Ziel der Aufgabe:
Was steckt laut dem Text über Fehler nach einem Lektorat meist dahinter, wenn ein Auftrag so endet?

Seite:
----

Dürfen nach einem Lektorat noch Fehler im Text sein?

Die Meinung vieler Autoren bzw. Kunden: »Nein! Ich zahle für das Lektorat, da erwarte ich, dass alle Fehler beseitigt sind.« Dieser Chat auf dem Schriftstellerportal gibt die Position anschaulich wieder:

 »Hallo,
mein Lektor hat mein 500 Seiten Buch durchgearbeitet und es mir dann als fertig abgegeben. Beim Durchsehen musste ich feststellen, dass das Manuskript mehrere Fehler enthielt die der Lektor entweder übersehen hat oder auch selbst gemacht hat. […] Der Lektor hat gutes Geld bekommen und eine Arbeit abgeliefert die nicht 100%tig ist – finde ich nicht OK. Was meint Ihr dazu?«  

Nicht erfüllte Erwartungen, Frust, Enttäuschung und Verärgerung – nicht nur über das als unzureichend empfundene Lektorat, sondern auch den Lektor.

Keine Frage: Fehler in einem Text, der in den Druck gehen soll, sind wirklich ärgerlich. Aber ist es gerechtfertigt, dem Lektor schlampige Arbeit und sogar Abzocke zu unterstellen? Eine unaufgeregte Betrachtung des Falls kann die Gemüter besänftigen. Denn meist stecken ja auf beiden Seiten keine bösen Absichten dahinter, wenn ein Auftrag so endet, sondern fehlende Informationen, falsche Erwartungen sowie eine unzureichende Absprache vor dem Projektstart. Was genau meine ich damit?

----

Datensätze:
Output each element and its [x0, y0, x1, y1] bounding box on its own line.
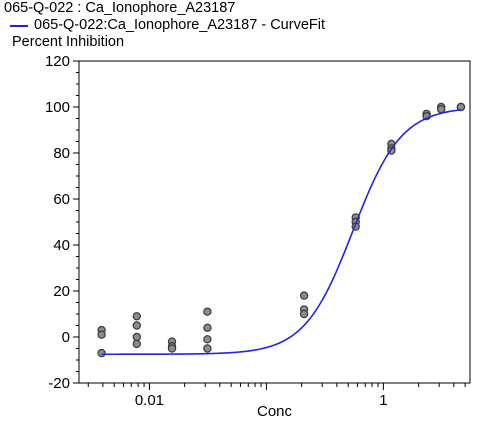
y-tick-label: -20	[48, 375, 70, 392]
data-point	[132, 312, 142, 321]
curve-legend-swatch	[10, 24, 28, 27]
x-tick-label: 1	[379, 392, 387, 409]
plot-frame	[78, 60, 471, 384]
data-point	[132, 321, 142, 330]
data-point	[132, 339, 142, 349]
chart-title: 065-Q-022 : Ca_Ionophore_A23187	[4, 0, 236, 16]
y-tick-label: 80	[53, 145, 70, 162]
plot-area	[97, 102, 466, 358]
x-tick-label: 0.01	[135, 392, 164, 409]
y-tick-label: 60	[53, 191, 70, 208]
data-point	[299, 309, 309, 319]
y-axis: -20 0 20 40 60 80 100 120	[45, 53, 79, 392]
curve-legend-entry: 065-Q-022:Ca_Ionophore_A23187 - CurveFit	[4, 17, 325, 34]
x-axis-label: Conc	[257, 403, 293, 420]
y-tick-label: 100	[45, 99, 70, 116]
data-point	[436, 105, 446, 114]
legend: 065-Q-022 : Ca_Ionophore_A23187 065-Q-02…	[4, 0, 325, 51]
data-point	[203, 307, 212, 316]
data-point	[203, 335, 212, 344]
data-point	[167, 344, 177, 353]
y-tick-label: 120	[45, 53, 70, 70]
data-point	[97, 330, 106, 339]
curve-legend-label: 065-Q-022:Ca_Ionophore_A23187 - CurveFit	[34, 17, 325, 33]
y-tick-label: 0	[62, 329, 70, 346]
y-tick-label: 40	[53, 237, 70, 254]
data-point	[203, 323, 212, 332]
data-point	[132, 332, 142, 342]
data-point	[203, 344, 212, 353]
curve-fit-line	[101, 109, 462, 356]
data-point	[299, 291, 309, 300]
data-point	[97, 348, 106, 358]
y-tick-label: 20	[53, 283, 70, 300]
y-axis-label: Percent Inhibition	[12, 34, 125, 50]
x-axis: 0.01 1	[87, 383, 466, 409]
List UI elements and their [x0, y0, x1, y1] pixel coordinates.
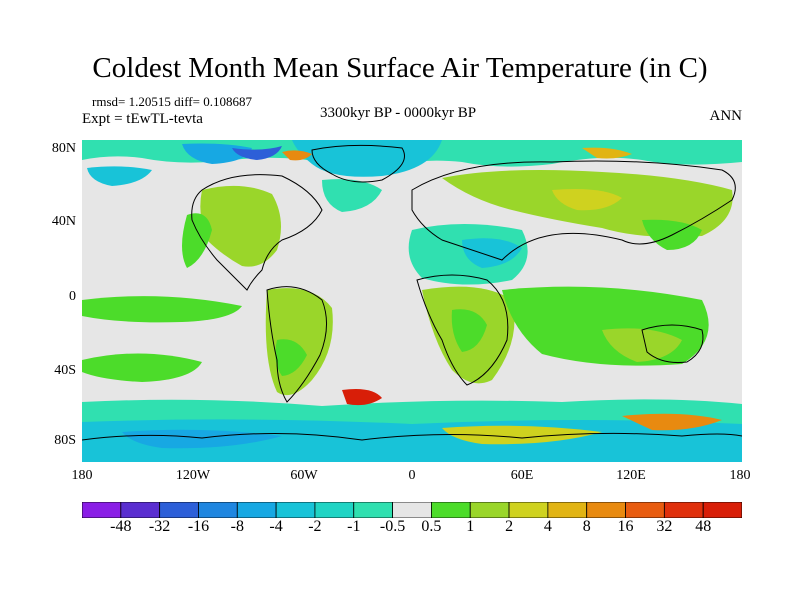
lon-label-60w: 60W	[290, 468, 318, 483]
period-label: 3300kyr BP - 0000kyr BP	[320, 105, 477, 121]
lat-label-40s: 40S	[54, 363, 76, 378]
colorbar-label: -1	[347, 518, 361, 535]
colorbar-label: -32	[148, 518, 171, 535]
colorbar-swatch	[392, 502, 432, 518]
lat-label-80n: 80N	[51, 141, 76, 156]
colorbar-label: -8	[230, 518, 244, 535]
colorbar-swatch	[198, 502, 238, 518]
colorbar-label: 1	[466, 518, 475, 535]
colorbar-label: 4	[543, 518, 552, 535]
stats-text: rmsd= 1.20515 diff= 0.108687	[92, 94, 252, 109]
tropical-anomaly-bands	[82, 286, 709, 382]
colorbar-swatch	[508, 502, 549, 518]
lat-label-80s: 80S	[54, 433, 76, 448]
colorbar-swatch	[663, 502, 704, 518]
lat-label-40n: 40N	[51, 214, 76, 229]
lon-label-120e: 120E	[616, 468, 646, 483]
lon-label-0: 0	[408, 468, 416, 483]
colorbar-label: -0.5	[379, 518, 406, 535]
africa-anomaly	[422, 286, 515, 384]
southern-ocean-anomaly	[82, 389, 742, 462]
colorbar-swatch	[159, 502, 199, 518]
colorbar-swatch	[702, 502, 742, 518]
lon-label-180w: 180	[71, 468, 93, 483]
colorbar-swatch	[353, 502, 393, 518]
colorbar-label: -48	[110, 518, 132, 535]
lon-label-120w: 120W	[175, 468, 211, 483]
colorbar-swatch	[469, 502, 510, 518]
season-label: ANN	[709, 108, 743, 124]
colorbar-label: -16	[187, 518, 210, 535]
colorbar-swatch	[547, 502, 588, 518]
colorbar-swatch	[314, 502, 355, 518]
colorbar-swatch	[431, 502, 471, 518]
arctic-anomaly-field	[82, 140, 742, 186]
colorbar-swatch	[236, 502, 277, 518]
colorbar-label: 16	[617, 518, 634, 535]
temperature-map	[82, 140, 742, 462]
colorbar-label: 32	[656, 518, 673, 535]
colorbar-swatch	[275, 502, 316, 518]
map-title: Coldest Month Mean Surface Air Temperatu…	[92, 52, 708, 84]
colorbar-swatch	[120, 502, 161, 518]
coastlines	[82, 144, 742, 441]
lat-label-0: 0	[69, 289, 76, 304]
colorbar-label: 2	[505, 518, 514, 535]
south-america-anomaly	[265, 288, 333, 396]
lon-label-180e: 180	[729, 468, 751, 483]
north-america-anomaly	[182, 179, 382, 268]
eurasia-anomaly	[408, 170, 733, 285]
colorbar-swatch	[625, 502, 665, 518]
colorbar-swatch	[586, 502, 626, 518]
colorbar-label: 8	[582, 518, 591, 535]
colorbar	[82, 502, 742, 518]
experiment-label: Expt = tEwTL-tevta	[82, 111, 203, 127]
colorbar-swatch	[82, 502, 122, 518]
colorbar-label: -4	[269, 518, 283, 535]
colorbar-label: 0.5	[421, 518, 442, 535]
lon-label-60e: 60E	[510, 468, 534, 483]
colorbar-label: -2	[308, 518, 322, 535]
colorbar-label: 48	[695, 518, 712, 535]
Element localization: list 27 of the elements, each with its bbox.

----

Ergebnis:
Fehlende Informationen, falsche Erwartungen und eine unzureichende Absprache vor dem Projektstart.